● **Exercise aim**:
Show each line that has the string "problema" in it.

-- Start Input --

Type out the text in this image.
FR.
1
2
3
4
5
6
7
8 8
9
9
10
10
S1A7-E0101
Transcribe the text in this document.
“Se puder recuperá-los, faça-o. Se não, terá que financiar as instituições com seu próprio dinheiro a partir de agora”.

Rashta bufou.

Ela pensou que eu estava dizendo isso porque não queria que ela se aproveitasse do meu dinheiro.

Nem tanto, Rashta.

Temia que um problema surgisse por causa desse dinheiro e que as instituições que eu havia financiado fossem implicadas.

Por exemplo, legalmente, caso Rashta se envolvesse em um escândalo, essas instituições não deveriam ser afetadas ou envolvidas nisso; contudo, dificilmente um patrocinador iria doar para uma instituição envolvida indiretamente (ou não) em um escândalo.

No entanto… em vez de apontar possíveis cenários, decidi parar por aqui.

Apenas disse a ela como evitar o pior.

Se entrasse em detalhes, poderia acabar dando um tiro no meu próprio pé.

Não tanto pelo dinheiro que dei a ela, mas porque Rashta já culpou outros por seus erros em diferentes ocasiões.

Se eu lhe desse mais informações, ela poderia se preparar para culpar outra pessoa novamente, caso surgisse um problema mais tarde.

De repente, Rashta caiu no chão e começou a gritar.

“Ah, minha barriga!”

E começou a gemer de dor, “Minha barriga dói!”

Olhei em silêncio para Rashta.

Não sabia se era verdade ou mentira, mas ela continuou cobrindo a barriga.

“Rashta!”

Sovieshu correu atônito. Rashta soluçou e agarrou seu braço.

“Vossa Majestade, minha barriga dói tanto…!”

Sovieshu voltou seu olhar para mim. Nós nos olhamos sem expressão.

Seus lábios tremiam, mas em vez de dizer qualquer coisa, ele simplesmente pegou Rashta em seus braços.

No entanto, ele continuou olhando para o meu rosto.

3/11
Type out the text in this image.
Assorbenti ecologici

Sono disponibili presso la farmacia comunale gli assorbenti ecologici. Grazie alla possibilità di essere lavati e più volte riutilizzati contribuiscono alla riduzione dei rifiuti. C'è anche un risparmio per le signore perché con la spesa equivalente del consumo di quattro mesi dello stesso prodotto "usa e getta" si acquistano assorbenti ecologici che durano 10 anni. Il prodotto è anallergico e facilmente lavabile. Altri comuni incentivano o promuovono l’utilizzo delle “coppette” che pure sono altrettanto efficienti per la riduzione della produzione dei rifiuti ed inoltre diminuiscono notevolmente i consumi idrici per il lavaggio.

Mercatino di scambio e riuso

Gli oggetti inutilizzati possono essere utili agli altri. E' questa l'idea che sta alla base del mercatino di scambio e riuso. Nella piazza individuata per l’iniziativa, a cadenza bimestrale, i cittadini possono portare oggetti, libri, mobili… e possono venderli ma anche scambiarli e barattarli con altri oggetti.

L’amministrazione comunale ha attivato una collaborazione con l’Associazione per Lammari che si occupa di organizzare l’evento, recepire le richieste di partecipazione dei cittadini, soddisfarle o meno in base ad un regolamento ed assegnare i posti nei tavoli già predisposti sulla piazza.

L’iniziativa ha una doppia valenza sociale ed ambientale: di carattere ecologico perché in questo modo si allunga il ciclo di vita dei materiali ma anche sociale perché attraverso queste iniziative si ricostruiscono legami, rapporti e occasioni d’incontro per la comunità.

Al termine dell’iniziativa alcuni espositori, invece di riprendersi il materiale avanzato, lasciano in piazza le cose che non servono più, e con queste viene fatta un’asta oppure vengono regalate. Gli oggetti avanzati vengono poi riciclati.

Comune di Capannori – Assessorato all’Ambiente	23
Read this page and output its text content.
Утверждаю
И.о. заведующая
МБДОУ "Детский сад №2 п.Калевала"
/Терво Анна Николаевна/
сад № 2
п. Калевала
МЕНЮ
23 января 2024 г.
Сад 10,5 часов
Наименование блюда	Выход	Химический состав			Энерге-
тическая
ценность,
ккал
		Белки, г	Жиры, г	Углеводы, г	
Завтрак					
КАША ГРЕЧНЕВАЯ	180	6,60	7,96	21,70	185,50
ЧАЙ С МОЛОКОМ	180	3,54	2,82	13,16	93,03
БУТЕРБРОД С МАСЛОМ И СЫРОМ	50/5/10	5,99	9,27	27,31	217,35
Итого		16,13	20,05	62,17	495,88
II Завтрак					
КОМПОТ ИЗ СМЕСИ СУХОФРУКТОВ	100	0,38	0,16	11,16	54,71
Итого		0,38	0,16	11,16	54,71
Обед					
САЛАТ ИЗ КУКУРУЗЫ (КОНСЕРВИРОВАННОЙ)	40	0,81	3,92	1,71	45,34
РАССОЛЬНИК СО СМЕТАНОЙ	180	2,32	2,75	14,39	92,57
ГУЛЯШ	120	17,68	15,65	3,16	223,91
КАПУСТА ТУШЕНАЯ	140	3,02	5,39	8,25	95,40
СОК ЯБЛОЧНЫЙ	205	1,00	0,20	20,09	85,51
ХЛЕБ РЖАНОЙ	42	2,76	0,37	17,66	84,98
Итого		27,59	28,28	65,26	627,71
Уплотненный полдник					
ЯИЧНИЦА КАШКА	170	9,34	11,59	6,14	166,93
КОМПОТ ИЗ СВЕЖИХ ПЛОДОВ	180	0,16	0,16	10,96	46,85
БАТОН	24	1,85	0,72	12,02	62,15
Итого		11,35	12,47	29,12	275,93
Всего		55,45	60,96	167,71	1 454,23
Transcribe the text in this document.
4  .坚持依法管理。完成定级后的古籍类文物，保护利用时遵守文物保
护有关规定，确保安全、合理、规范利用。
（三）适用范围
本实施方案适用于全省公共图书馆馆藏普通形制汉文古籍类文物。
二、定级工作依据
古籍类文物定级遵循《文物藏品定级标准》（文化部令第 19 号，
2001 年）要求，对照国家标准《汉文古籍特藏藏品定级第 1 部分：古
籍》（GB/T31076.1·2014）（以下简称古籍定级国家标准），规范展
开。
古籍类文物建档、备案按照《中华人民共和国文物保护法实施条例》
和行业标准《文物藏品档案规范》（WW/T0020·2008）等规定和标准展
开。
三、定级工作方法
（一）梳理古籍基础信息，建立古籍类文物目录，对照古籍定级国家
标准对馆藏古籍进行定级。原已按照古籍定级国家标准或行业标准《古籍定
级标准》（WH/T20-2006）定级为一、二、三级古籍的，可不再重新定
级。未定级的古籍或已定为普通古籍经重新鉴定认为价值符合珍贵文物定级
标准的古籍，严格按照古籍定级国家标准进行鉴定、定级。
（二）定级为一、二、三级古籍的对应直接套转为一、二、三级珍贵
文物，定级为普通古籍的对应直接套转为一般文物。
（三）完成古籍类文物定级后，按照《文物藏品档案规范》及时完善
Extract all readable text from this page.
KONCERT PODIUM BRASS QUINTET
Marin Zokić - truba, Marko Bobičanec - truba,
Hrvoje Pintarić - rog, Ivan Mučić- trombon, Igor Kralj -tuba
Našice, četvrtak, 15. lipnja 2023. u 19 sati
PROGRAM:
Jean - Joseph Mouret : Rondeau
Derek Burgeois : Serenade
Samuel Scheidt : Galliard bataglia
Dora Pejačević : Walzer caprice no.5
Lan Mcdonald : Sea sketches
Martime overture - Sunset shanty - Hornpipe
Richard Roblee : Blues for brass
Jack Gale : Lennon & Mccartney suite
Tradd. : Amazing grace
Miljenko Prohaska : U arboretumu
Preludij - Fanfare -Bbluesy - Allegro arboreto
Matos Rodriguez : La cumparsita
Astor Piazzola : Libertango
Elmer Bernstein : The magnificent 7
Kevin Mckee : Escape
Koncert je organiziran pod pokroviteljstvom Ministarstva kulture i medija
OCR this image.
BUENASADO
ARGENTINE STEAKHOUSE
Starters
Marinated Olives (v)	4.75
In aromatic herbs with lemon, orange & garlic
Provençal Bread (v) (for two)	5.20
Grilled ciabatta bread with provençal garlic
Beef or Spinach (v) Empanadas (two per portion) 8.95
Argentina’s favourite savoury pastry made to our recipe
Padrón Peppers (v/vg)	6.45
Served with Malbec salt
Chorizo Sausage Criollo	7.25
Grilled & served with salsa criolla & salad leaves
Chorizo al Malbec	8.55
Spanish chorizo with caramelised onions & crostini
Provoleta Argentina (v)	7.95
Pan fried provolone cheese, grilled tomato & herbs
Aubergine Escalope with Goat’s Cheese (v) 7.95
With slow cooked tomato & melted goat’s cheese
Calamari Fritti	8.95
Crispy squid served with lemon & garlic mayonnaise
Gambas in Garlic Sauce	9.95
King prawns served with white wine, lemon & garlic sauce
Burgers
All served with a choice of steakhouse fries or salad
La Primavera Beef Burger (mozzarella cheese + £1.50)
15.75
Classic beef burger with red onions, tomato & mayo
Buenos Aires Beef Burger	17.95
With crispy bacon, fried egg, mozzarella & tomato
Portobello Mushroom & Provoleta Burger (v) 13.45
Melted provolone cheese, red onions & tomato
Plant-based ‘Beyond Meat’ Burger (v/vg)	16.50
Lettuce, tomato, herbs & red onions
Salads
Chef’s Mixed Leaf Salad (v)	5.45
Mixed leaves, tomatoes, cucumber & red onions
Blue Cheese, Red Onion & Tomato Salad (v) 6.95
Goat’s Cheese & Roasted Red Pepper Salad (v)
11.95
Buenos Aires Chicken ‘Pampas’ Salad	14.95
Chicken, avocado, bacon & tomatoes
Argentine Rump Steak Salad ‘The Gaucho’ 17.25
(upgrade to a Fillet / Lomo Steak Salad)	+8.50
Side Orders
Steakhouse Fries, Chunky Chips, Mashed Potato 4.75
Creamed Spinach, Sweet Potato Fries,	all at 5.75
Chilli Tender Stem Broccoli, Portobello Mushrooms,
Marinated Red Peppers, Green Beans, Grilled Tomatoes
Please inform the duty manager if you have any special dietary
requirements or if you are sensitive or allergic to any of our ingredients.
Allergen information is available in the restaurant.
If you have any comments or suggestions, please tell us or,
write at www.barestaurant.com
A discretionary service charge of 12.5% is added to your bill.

-- End Input --

● **Written answer**:
Temia que um problema surgisse por causa desse dinheiro e que as instituições que eu havia financiado fossem implicadas.
Se eu lhe desse mais informações, ela poderia se preparar para culpar outra pessoa novamente, caso surgisse um problema mais tarde.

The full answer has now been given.